» **Exercise**
Decide whether each statement agrees with the passage below on Netanyahu and Trump, answering yes or no and quoting the deciding words of the passage: (a) Netanyahu wants ISIS to be destroyed, according to reports in the Israeli press; (b) Trump is seeking support from Saudi Arabia to wipe out the hardcore Islamic groups in Syria; (c) Iran is expected to be a minor topic in the discussions.

* start Source passage *

And then there is Gaza. Netanyahu is still committed to a two-state solution and recent airstrikes there will only be justified by explaining that Hamas is a terrorist organization and has to be treated as such. Indeed, Netanyahu is expected to drive home the point that all the problems of the Middle East are down to fundamentalist terror groups, as well as Hezbollah and Iran.

However, Americans of his generation and political leaning struggle to see beyond Hezbollah’s attacks against Americans in the 80s in Beirut, thus branding the Lebanese group as 'terrorists’, and struggle even further with grasping that the Saudis and Qataris were the chief financial backers of ISIS and Al-Qaeda.

Netanyahu will not emphasize to Trump that US policy in recent years has worsened already complex situations in the region indirectly, and sometimes directly, by funding some Islamic groups fighting in Syria. It is an irony that will irk many in US politics that Obama, despite wanting to end the polarization of the Middle East, also sold over $100 billion worth of arms to the Saudi Arabian government which many argue it knew was supplying ISIS and Al-Qaeda with weapons in Syria.

Indeed, Syria may well be a subject which both men hold a different view on. According to reports in the Israeli press, Netanyahu wants ISIS to be destroyed and yet, to date, there is little to support that notion. The problem for Israel is that if ISIS is removed from the war demographic, then does that automatically mean more of the country covered by Assad's allies, namely Hezbollah?

Netanyahu would prefer the Lebanese militant group were not near his northern border and in particular the Golan Heights. He believes the way forward in Syria is to remove Assad, and ISIS and Al-Qaeda are at least playing a role in that process. Meanwhile, Trump wants to completely wipe out these hardcore Islamic groups and is seeking the support from Turkey in achieving that which then presents a new problem for Israel: if there are no more Islamic terror groups in Syria, then doesn't that strengthen Assad, Hezbollah and Iran?

Iran will be the center of the discussions.

Netanyahu is expected to get the assurances he needs that Trump really is the hawk he seems to be against the regime. Trump's key aides with regards to Iran, his Defense chief James Mattis, would like – like Netanyahu – nothing more than to bomb Iran, along with Steve Bannon, probably his closest adviser.

In recent years, however, mainly due to Iran expanding its presence in the region, but also due to Obama's war on ISIS in Iraq, where Iran provides many of the militias, things have got complicated. Now, Iran is well placed to hit US servicemen if the US were to attack its military in any way, which will have economic implications as well as political ones.

* end Source passage *
* start Data *

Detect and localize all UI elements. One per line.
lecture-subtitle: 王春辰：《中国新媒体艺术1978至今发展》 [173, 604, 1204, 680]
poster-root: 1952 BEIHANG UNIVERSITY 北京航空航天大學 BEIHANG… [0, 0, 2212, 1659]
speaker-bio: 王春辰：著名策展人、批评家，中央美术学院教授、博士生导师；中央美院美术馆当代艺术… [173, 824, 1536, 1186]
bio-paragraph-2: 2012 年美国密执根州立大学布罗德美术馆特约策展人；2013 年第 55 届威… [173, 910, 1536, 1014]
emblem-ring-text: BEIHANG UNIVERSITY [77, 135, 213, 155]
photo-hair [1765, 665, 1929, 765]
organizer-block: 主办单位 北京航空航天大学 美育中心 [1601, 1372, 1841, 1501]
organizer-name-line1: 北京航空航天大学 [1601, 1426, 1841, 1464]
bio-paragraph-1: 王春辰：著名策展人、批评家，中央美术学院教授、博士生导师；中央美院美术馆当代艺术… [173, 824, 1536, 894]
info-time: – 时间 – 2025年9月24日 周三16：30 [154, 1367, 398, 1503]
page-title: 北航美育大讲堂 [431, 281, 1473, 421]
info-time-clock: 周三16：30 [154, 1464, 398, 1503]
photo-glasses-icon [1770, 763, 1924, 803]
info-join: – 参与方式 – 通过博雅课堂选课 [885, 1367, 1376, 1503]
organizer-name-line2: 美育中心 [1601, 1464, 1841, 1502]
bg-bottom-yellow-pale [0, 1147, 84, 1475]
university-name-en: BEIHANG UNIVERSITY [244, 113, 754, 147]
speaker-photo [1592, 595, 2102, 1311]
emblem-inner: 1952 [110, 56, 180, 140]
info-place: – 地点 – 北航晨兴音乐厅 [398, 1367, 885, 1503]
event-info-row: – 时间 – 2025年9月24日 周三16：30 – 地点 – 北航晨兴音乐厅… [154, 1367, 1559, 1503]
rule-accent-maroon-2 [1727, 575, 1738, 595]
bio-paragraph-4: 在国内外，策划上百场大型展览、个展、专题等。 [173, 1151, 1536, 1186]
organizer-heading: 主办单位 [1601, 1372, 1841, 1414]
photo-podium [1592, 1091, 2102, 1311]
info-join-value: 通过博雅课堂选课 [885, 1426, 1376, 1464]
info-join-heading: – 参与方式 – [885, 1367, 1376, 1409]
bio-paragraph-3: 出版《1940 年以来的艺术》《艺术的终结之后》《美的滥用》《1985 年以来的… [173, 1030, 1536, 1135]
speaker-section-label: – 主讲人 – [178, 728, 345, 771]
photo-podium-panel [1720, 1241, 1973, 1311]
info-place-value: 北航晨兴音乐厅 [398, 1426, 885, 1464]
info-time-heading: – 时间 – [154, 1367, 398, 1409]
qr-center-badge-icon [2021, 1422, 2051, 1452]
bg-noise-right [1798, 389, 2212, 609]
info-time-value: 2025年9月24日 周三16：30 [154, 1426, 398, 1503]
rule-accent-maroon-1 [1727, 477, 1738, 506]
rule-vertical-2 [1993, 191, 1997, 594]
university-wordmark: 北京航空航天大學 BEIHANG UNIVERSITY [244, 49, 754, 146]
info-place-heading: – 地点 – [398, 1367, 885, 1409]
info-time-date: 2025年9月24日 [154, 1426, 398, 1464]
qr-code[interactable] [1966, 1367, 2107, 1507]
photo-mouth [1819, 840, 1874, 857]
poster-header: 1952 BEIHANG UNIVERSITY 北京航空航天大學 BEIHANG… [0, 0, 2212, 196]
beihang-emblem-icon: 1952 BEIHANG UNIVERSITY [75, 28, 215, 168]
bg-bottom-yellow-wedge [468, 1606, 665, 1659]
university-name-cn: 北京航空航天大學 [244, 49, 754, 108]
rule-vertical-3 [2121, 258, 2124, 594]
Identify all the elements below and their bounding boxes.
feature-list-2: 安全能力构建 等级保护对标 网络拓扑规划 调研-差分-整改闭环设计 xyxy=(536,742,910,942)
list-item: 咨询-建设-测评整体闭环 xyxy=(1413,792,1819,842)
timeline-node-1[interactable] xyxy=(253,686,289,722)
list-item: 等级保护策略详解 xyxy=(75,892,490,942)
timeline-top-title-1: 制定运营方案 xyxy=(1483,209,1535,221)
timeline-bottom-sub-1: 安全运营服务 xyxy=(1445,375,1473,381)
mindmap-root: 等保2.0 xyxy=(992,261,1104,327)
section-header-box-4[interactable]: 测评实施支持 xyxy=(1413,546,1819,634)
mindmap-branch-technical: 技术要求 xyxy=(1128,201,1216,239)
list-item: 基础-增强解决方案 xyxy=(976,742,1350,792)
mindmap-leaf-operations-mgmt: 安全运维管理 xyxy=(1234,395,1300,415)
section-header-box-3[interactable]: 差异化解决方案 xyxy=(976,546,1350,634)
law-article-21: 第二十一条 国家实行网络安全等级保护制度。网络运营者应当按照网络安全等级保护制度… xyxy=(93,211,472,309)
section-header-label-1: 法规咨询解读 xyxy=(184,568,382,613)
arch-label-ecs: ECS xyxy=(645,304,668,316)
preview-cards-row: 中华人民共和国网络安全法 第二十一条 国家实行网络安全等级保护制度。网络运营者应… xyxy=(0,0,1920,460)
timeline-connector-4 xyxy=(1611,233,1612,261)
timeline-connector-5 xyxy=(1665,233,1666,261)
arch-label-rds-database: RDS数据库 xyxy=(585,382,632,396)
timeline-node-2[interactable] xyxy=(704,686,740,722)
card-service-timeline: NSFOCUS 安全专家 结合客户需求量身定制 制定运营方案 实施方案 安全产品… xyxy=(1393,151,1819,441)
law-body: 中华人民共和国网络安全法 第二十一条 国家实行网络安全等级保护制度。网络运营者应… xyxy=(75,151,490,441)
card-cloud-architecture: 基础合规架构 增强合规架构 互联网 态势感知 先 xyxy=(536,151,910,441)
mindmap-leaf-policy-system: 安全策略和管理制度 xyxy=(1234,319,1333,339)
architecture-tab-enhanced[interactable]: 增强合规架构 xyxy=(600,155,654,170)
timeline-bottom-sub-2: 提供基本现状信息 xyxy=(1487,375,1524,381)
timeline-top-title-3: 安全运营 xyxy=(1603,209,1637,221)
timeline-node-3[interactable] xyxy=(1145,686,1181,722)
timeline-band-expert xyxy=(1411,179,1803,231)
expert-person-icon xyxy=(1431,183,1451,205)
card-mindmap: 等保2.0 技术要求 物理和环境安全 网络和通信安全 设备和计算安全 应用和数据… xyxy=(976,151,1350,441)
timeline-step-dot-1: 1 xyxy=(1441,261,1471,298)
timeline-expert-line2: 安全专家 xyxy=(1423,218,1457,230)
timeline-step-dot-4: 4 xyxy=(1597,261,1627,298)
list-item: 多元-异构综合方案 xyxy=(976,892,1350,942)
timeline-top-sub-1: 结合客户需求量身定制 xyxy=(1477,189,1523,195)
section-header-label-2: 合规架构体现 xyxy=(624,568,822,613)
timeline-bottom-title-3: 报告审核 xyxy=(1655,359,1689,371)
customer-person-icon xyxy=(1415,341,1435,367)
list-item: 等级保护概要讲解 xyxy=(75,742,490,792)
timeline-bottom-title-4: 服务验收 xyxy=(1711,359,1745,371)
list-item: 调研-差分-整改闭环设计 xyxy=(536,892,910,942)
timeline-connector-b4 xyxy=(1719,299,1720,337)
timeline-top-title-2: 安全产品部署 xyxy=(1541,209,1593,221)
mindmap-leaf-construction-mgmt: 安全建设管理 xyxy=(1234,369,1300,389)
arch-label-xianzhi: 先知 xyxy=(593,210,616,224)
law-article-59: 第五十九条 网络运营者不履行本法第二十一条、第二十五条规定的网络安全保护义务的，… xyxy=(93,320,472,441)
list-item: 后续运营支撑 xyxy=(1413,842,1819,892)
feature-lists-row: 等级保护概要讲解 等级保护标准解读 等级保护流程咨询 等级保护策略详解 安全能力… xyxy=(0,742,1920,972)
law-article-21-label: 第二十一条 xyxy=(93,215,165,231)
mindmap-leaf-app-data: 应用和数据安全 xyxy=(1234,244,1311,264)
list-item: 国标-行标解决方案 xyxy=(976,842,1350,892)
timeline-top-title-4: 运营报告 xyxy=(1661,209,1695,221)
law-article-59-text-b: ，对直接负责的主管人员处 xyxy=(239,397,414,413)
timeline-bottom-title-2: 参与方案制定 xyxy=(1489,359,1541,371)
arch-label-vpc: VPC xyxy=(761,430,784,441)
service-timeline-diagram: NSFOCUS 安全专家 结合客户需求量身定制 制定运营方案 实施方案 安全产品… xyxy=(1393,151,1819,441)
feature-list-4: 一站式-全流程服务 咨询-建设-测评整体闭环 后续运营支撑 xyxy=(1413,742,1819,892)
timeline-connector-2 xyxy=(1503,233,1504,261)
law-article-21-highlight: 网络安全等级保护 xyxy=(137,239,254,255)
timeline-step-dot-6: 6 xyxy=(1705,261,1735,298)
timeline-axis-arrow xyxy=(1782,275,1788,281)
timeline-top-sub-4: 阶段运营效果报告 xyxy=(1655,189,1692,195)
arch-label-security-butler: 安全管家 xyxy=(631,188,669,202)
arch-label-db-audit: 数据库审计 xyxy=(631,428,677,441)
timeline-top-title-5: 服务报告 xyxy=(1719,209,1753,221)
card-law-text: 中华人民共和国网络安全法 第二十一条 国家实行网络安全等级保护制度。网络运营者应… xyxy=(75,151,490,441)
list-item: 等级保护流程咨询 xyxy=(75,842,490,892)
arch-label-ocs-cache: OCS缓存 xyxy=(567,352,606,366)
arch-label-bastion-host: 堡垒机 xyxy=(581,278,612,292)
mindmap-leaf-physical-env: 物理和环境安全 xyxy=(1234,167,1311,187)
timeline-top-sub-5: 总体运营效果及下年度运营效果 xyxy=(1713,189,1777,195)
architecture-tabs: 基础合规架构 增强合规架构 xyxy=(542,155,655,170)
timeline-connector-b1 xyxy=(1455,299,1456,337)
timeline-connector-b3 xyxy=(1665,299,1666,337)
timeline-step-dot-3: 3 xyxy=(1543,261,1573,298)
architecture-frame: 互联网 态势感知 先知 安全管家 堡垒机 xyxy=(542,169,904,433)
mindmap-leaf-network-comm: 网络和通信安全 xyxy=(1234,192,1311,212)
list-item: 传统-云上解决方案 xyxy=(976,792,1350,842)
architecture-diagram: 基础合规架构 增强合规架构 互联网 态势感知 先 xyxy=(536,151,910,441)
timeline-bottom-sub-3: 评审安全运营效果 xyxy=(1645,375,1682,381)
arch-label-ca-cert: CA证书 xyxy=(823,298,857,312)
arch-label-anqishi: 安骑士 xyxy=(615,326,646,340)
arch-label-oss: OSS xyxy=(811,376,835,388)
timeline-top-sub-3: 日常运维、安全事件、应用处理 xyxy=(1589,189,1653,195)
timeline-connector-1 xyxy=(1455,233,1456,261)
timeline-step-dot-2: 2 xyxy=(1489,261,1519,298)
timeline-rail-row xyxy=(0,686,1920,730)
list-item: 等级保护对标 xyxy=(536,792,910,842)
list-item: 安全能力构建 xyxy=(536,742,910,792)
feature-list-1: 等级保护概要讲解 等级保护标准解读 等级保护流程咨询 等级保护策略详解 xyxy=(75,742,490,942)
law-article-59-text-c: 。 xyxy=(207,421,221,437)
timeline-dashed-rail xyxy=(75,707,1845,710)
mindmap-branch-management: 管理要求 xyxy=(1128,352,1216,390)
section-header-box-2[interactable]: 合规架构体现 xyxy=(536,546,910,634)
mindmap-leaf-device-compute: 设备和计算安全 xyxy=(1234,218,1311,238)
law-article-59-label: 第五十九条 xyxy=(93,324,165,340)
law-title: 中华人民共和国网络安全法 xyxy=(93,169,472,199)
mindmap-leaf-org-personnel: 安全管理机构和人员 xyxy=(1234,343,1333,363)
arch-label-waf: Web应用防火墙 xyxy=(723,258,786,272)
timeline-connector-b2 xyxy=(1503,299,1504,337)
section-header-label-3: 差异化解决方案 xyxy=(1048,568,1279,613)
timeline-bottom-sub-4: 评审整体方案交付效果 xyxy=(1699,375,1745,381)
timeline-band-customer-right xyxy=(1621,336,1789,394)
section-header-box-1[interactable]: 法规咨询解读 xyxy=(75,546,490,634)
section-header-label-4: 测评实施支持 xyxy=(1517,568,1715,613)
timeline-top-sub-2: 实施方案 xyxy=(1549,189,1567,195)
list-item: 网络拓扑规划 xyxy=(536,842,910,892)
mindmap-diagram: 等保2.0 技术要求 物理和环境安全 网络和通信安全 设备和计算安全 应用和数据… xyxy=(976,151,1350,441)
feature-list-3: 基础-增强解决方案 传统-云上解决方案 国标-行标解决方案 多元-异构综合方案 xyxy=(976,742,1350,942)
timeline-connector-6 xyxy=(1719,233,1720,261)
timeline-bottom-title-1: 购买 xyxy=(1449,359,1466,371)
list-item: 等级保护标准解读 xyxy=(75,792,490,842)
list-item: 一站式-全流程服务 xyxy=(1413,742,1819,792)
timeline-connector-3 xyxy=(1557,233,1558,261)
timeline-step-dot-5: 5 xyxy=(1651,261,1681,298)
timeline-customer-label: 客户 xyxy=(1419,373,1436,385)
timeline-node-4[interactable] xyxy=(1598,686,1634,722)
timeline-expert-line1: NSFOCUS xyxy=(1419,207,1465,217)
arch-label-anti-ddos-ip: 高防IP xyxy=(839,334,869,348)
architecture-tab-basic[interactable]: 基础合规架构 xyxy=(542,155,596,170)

* end Data *

» **Finished answer**
(a) Yes: "According to reports in the Israeli press, Netanyahu wants ISIS to be destroyed"
(b) No: "is seeking the support from Turkey in achieving that"
(c) No: "Iran will be the center of the discussions."